_THE REQUEST_. Can you rewrite the node classification tutorial from "Node Classification with" up to and including "for our tutorial.", putting "packages" in place of "libraries"?

_TEXT SEGMENT_.
Node Classification with Graph Neural Networks
In this tutorial, we will be learning how to use Graph Neural Networks (GNNs) for node classification. Given the ground-truth labels of only a small subset of nodes, and want to infer the labels for all the remaining nodes (transductive learning).
Import
Let us start off by importing some libraries. We will be using Flux.jl and GraphNeuralNetworks.jl
for our tutorial.
begin
using MLDatasets
using GraphNeuralNetworks
using Flux
using Flux: onecold, onehotbatch, logitcrossentropy
using Plots
using PlutoUI
using TSne
using Random
using Statistics
ENV["DATADEPS_ALWAYS_ACCEPT"] = "true"
Random.seed!(17) # for reproducibility
end;
Visualize
We want to visualize the the outputs of the results using t-distributed stochastic neighbor embedding (tsne) to embed our output embeddings onto a 2D plane.
function visualize_tsne(out, targets)
z = tsne(out, 2)
scatter(z[:, 1], z[:, 2], color = Int.(targets[1:size(z, 1)]), leg = false)
end
visualize_tsne (generic function with 1 method)
Dataset: Cora
For our tutorial, we will be using the Cora
dataset. Cora
is a citation network of 2708 documents classified into one of seven classes and 5429 links. Each node represent articles/documents and the edges between these nodes if one of them cite each other.

[Layout region records]
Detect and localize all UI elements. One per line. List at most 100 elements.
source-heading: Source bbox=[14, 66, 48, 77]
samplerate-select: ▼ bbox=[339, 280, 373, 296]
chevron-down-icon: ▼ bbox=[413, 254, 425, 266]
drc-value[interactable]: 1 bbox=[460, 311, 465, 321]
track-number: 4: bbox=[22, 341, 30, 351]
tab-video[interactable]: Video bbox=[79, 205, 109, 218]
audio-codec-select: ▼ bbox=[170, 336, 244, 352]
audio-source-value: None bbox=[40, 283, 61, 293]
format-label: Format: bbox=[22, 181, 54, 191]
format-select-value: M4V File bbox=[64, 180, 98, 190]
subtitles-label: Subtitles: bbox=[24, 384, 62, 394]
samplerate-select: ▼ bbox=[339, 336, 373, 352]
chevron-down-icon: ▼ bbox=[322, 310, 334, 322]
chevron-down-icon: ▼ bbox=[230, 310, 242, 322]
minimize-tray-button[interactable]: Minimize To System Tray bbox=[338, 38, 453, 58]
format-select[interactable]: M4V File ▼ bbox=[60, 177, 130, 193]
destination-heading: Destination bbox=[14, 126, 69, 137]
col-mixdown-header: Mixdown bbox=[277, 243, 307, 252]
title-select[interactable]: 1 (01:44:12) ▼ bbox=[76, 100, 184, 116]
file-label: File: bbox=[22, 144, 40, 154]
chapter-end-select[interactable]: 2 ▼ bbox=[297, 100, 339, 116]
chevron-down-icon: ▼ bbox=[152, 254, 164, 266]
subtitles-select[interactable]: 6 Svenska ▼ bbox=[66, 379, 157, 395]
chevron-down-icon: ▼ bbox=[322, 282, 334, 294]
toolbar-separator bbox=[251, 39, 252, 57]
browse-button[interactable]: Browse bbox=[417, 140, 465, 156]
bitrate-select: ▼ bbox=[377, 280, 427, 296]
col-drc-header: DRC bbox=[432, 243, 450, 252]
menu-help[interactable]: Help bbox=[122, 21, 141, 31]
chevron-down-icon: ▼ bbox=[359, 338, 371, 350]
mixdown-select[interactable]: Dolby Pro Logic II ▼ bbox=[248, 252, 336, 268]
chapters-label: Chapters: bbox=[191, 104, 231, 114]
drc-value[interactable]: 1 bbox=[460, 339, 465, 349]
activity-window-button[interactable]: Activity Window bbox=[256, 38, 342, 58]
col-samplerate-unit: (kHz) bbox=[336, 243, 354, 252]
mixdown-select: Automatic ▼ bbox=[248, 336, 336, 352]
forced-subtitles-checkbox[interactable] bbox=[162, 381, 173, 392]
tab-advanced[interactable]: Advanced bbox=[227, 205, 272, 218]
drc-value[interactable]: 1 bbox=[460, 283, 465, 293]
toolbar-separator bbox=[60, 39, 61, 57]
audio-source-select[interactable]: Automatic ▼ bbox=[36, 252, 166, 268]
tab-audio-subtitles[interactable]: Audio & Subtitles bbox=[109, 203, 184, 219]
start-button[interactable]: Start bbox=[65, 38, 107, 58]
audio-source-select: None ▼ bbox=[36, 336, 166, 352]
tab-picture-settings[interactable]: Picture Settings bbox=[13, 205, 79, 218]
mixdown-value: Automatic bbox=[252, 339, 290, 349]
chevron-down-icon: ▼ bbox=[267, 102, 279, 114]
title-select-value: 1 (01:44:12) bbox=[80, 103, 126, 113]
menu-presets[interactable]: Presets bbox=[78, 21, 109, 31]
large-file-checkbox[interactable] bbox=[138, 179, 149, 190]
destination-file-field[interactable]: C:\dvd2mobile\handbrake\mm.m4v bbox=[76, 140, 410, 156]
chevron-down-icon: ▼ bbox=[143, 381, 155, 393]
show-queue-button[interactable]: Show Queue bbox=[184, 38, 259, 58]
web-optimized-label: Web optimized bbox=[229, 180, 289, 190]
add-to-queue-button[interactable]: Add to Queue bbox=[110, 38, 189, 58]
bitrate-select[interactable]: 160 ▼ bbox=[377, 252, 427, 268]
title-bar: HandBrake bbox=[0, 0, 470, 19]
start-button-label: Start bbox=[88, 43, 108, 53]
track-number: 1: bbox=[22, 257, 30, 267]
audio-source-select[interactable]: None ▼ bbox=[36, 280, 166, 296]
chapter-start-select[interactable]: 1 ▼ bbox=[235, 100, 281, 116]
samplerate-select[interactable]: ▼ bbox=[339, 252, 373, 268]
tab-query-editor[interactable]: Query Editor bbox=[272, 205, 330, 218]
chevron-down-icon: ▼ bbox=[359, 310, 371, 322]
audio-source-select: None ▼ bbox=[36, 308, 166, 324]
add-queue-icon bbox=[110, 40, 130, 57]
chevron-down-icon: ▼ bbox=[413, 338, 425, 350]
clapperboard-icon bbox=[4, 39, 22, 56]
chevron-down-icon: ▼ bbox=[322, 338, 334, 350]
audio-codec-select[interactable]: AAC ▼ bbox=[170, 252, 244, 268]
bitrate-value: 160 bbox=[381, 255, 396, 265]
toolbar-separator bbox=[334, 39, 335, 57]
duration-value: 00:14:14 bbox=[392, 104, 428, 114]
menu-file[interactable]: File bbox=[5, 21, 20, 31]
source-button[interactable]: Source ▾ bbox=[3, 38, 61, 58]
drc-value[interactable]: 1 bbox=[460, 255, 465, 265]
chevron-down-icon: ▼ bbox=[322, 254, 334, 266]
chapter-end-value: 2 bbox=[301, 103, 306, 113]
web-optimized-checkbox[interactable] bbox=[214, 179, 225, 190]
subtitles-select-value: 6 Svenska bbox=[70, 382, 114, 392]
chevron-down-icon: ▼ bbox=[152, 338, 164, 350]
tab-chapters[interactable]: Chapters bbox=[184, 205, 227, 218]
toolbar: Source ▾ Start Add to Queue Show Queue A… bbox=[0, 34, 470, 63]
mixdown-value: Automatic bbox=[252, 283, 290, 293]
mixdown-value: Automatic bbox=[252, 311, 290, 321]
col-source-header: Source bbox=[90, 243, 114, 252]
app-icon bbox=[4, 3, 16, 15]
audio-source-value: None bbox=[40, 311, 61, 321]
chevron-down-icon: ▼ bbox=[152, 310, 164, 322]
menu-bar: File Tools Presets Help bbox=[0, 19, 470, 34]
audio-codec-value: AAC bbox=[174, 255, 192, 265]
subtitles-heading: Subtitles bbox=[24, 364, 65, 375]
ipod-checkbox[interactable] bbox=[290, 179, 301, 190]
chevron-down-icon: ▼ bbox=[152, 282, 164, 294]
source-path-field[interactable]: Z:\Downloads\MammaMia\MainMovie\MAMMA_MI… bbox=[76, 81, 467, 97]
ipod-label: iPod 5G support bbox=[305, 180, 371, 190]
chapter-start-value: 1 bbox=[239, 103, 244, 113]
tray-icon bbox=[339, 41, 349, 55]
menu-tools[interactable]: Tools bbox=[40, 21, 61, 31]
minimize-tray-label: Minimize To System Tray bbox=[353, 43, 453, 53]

_EXPECTED ANSWER_.
Node Classification with Graph Neural Networks
In this tutorial, we will be learning how to use Graph Neural Networks (GNNs) for node classification. Given the ground-truth labels of only a small subset of nodes, and want to infer the labels for all the remaining nodes (transductive learning).
Import
Let us start off by importing some packages. We will be using Flux.jl and GraphNeuralNetworks.jl
for our tutorial.